Stored records:
★ ★ ★

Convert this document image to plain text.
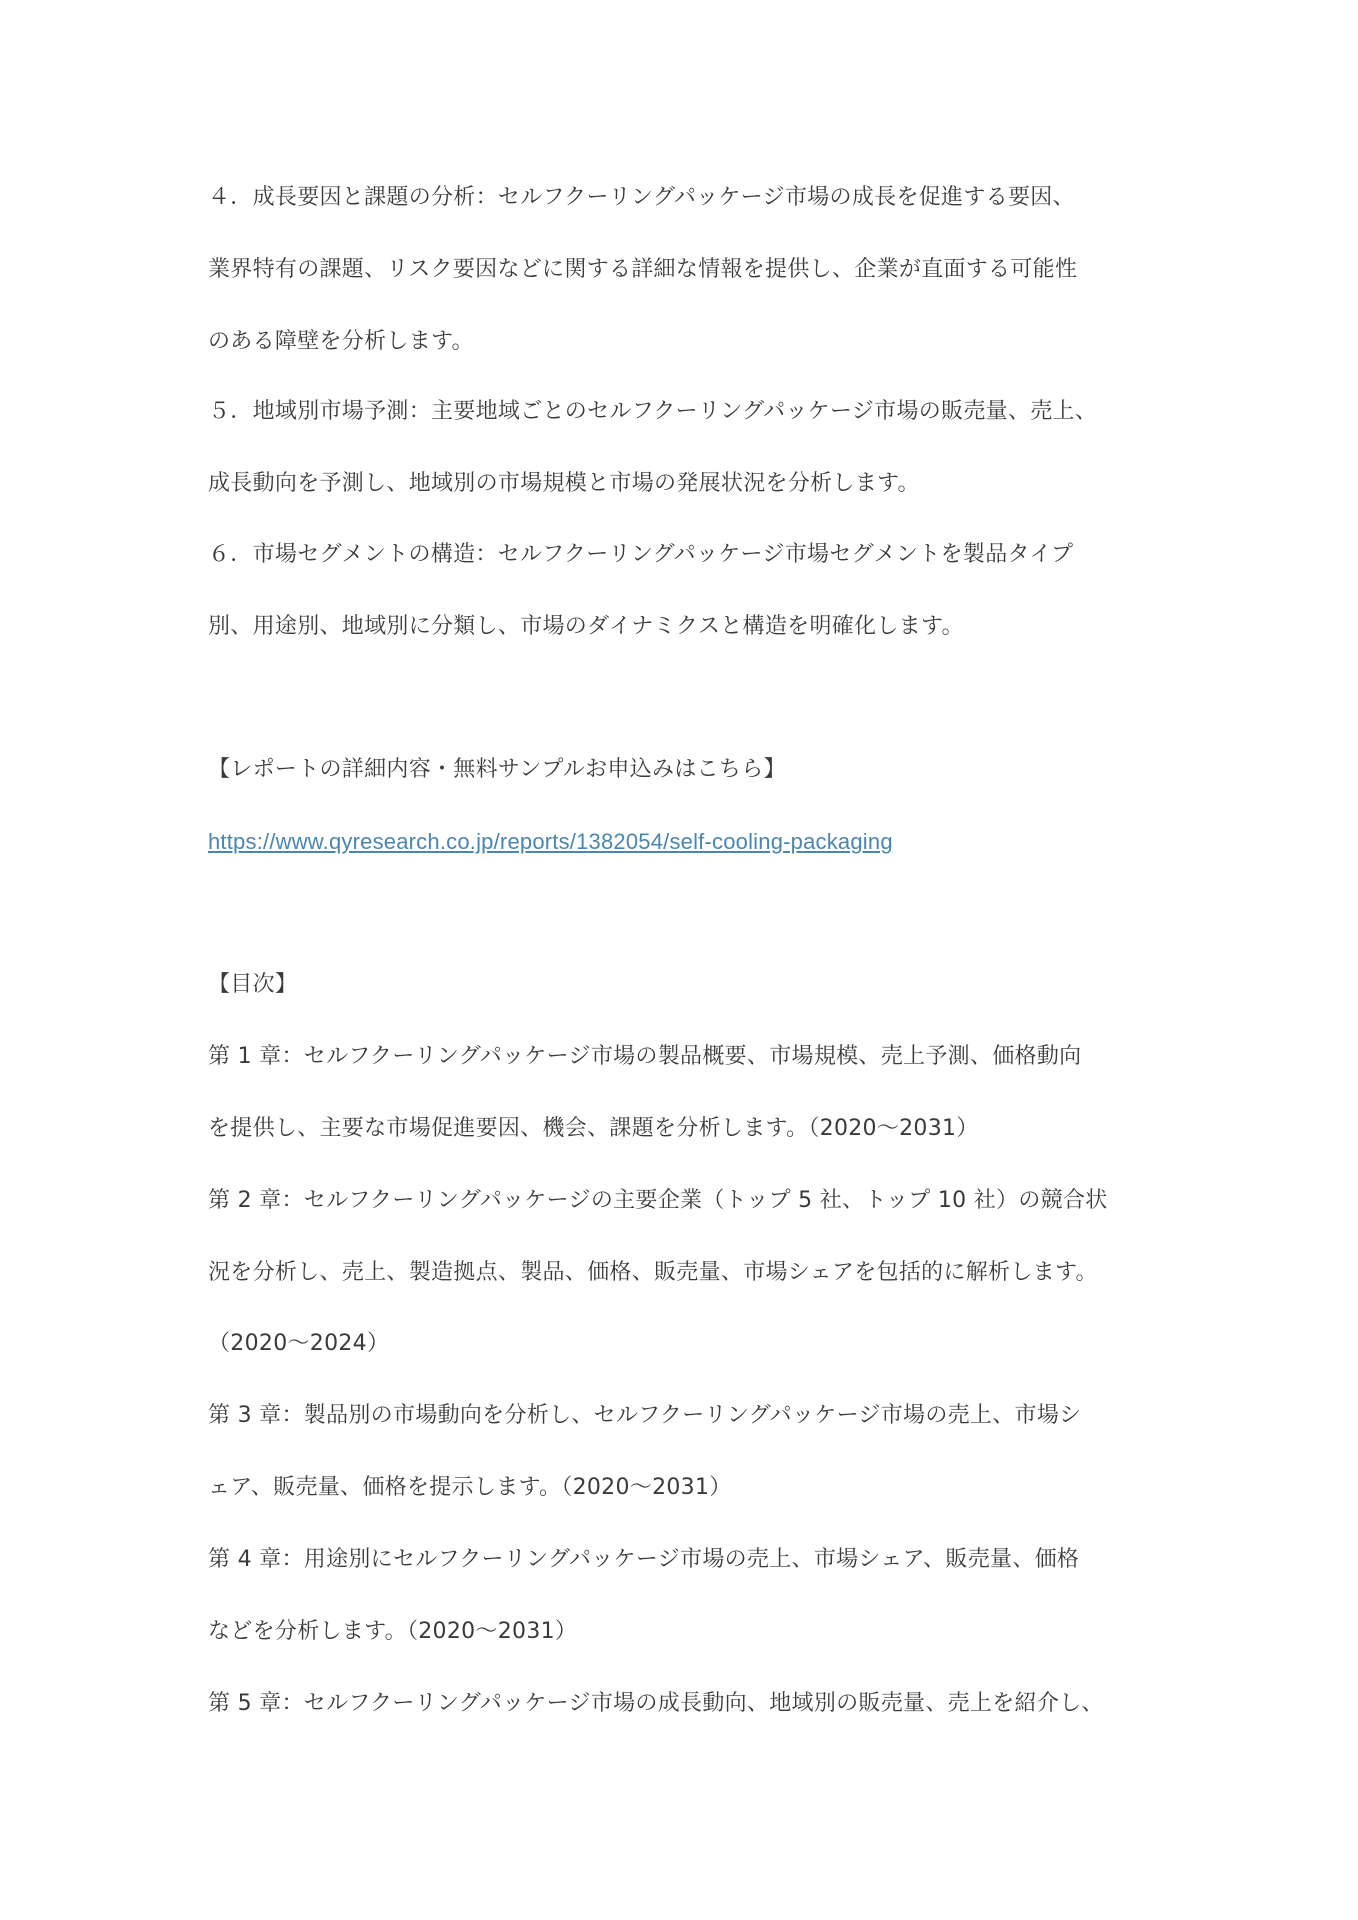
４．成長要因と課題の分析：セルフクーリングパッケージ市場の成長を促進する要因、
業界特有の課題、リスク要因などに関する詳細な情報を提供し、企業が直面する可能性
のある障壁を分析します。
５．地域別市場予測：主要地域ごとのセルフクーリングパッケージ市場の販売量、売上、
成長動向を予測し、地域別の市場規模と市場の発展状況を分析します。
６．市場セグメントの構造：セルフクーリングパッケージ市場セグメントを製品タイプ
別、用途別、地域別に分類し、市場のダイナミクスと構造を明確化します。
【レポートの詳細内容・無料サンプルお申込みはこちら】
https://www.qyresearch.co.jp/reports/1382054/self-cooling-packaging
【目次】
第 1 章：セルフクーリングパッケージ市場の製品概要、市場規模、売上予測、価格動向
を提供し、主要な市場促進要因、機会、課題を分析します。（2020～2031）
第 2 章：セルフクーリングパッケージの主要企業（トップ 5 社、トップ 10 社）の競合状
況を分析し、売上、製造拠点、製品、価格、販売量、市場シェアを包括的に解析します。
（2020～2024）
第 3 章：製品別の市場動向を分析し、セルフクーリングパッケージ市場の売上、市場シ
ェア、販売量、価格を提示します。（2020～2031）
第 4 章：用途別にセルフクーリングパッケージ市場の売上、市場シェア、販売量、価格
などを分析します。（2020～2031）
第 5 章：セルフクーリングパッケージ市場の成長動向、地域別の販売量、売上を紹介し、
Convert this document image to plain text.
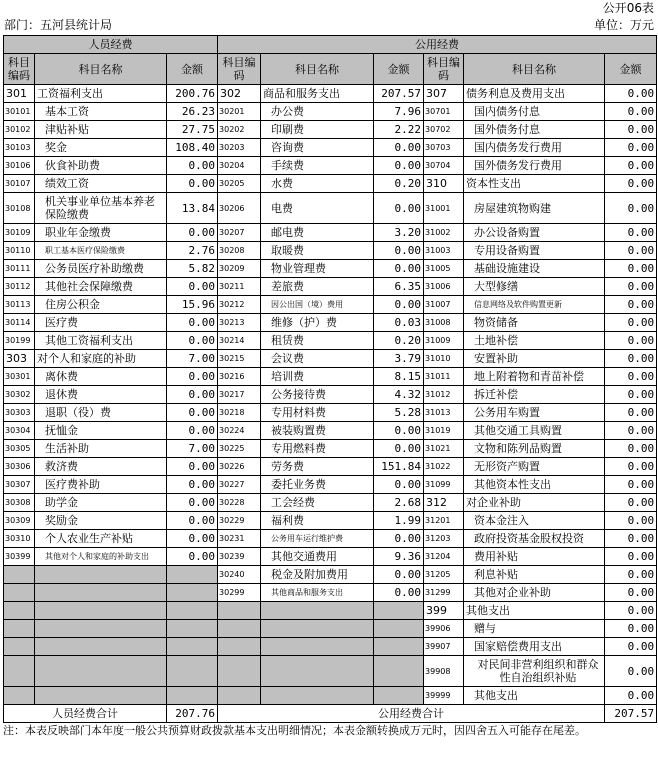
公开06表
部门：五河县统计局	单位：万元
人员经费			公用经费					
科目编码	科目名称	金额	科目编码	科目名称	金额	科目编码	科目名称	金额
301	工资福利支出	200.76	302	商品和服务支出	207.57	307	债务利息及费用支出	0.00
30101	基本工资	26.23	30201	办公费	7.96	30701	国内债务付息	0.00
30102	津贴补贴	27.75	30202	印刷费	2.22	30702	国外债务付息	0.00
30103	奖金	108.40	30203	咨询费	0.00	30703	国内债务发行费用	0.00
30106	伙食补助费	0.00	30204	手续费	0.00	30704	国外债务发行费用	0.00
30107	绩效工资	0.00	30205	水费	0.20	310	资本性支出	0.00
30108	机关事业单位基本养老保险缴费	13.84	30206	电费	0.00	31001	房屋建筑物购建	0.00
30109	职业年金缴费	0.00	30207	邮电费	3.20	31002	办公设备购置	0.00
30110	职工基本医疗保险缴费	2.76	30208	取暖费	0.00	31003	专用设备购置	0.00
30111	公务员医疗补助缴费	5.82	30209	物业管理费	0.00	31005	基础设施建设	0.00
30112	其他社会保障缴费	0.00	30211	差旅费	6.35	31006	大型修缮	0.00
30113	住房公积金	15.96	30212	因公出国（境）费用	0.00	31007	信息网络及软件购置更新	0.00
30114	医疗费	0.00	30213	维修（护）费	0.03	31008	物资储备	0.00
30199	其他工资福利支出	0.00	30214	租赁费	0.20	31009	土地补偿	0.00
303	对个人和家庭的补助	7.00	30215	会议费	3.79	31010	安置补助	0.00
30301	离休费	0.00	30216	培训费	8.15	31011	地上附着物和青苗补偿	0.00
30302	退休费	0.00	30217	公务接待费	4.32	31012	拆迁补偿	0.00
30303	退职（役）费	0.00	30218	专用材料费	5.28	31013	公务用车购置	0.00
30304	抚恤金	0.00	30224	被装购置费	0.00	31019	其他交通工具购置	0.00
30305	生活补助	7.00	30225	专用燃料费	0.00	31021	文物和陈列品购置	0.00
30306	救济费	0.00	30226	劳务费	151.84	31022	无形资产购置	0.00
30307	医疗费补助	0.00	30227	委托业务费	0.00	31099	其他资本性支出	0.00
30308	助学金	0.00	30228	工会经费	2.68	312	对企业补助	0.00
30309	奖励金	0.00	30229	福利费	1.99	31201	资本金注入	0.00
30310	个人农业生产补贴	0.00	30231	公务用车运行维护费	0.00	31203	政府投资基金股权投资	0.00
30399	其他对个人和家庭的补助支出	0.00	30239	其他交通费用	9.36	31204	费用补贴	0.00
			30240	税金及附加费用	0.00	31205	利息补贴	0.00
			30299	其他商品和服务支出	0.00	31299	其他对企业补助	0.00
						399	其他支出	0.00
						39906	赠与	0.00
						39907	国家赔偿费用支出	0.00
						39908	对民间非营利组织和群众性自治组织补贴	0.00
						39999	其他支出	0.00
人员经费合计		207.76	公用经费合计					207.57
注：本表反映部门本年度一般公共预算财政拨款基本支出明细情况；本表金额转换成万元时，因四舍五入可能存在尾差。
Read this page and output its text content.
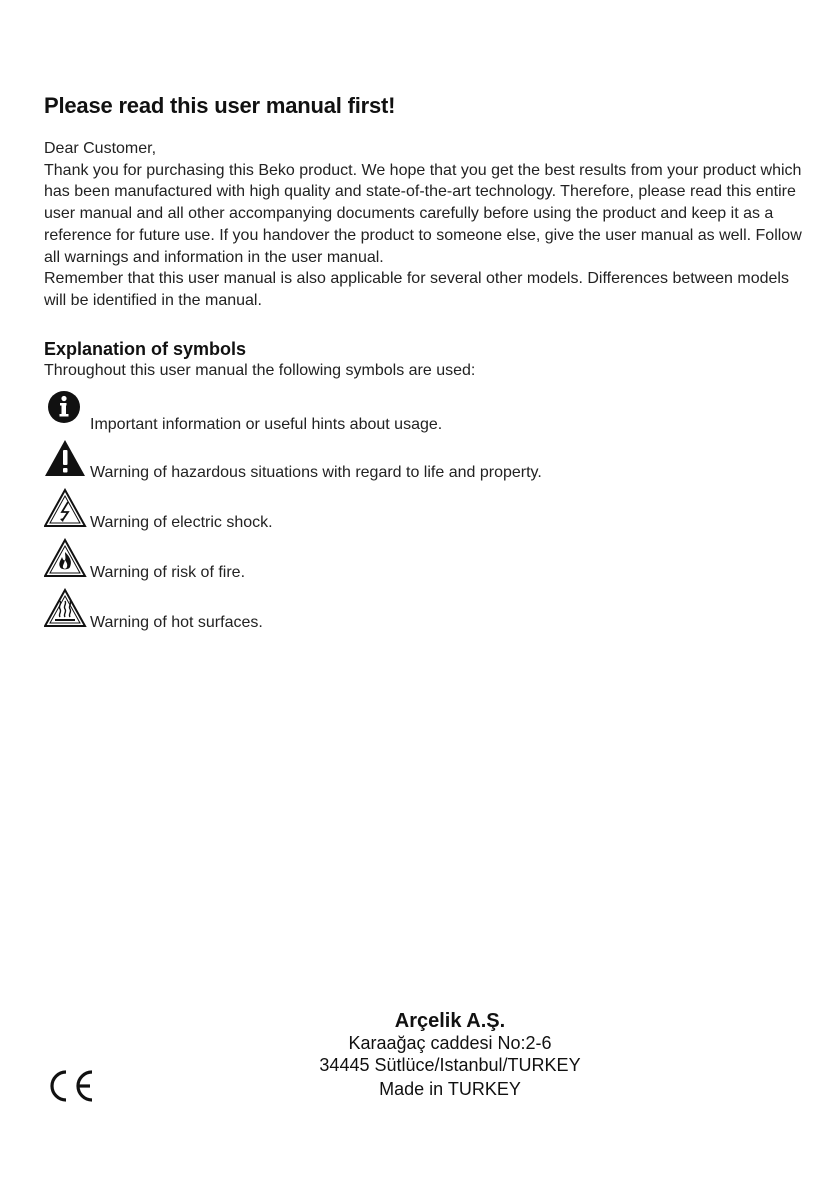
Please read this user manual first!

Dear Customer,

Thank you for purchasing this Beko product. We hope that you get the best results from your product which has been manufactured with high quality and state-of-the-art technology. Therefore, please read this entire user manual and all other accompanying documents carefully before using the product and keep it as a reference for future use. If you handover the product to someone else, give the user manual as well. Follow all warnings and information in the user manual.

Remember that this user manual is also applicable for several other models. Differences between models will be identified in the manual.

Explanation of symbols

Throughout this user manual the following symbols are used:

Important information or useful hints about usage.
Warning of hazardous situations with regard to life and property.
Warning of electric shock.
Warning of risk of fire.
Warning of hot surfaces.
Arçelik A.Ş.
Karaağaç caddesi No:2-6
34445 Sütlüce/Istanbul/TURKEY
Made in TURKEY
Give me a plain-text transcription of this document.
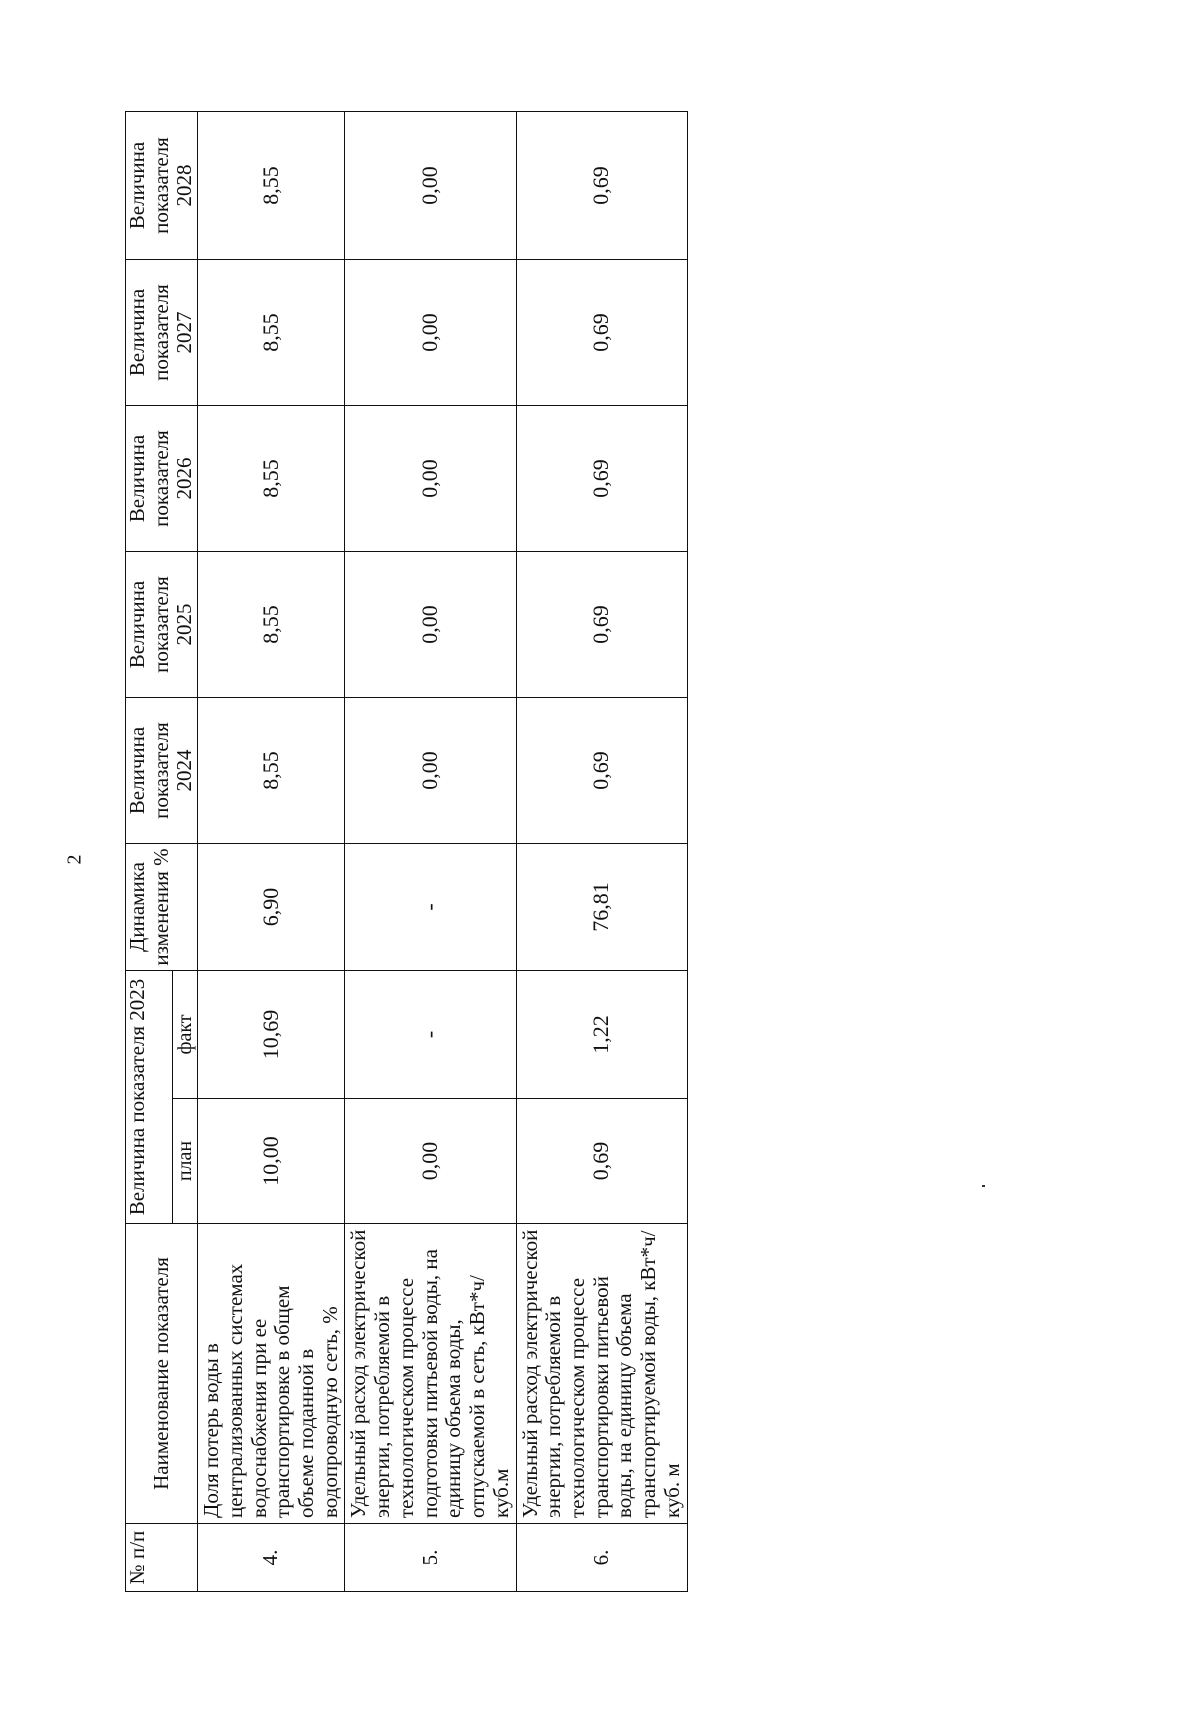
2
№ п/п	Наименование показателя	Величина показателя 2023		Динамика изменения %	Величина показателя 2024	Величина показателя 2025	Величина показателя 2026	Величина показателя 2027	Величина показателя 2028
		план	факт						
4.	Доля потерь воды в централизованных системах водоснабжения при ее транспортировке в общем объеме поданной в водопроводную сеть, %	10,00	10,69	6,90	8,55	8,55	8,55	8,55	8,55
5.	Удельный расход электрической энергии, потребляемой в технологическом процессе подготовки питьевой воды, на единицу объема воды, отпускаемой в сеть, кВт*ч/куб.м	0,00	-	-	0,00	0,00	0,00	0,00	0,00
6.	Удельный расход электрической энергии, потребляемой в технологическом процессе транспортировки питьевой воды, на единицу объема транспортируемой воды, кВт*ч/куб. м	0,69	1,22	76,81	0,69	0,69	0,69	0,69	0,69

★ ★ ★

=== Aim of the task ===
Tally the lines of the listing that include "symbols". Reply with nothing but the count.

=== Answer for the task ===
2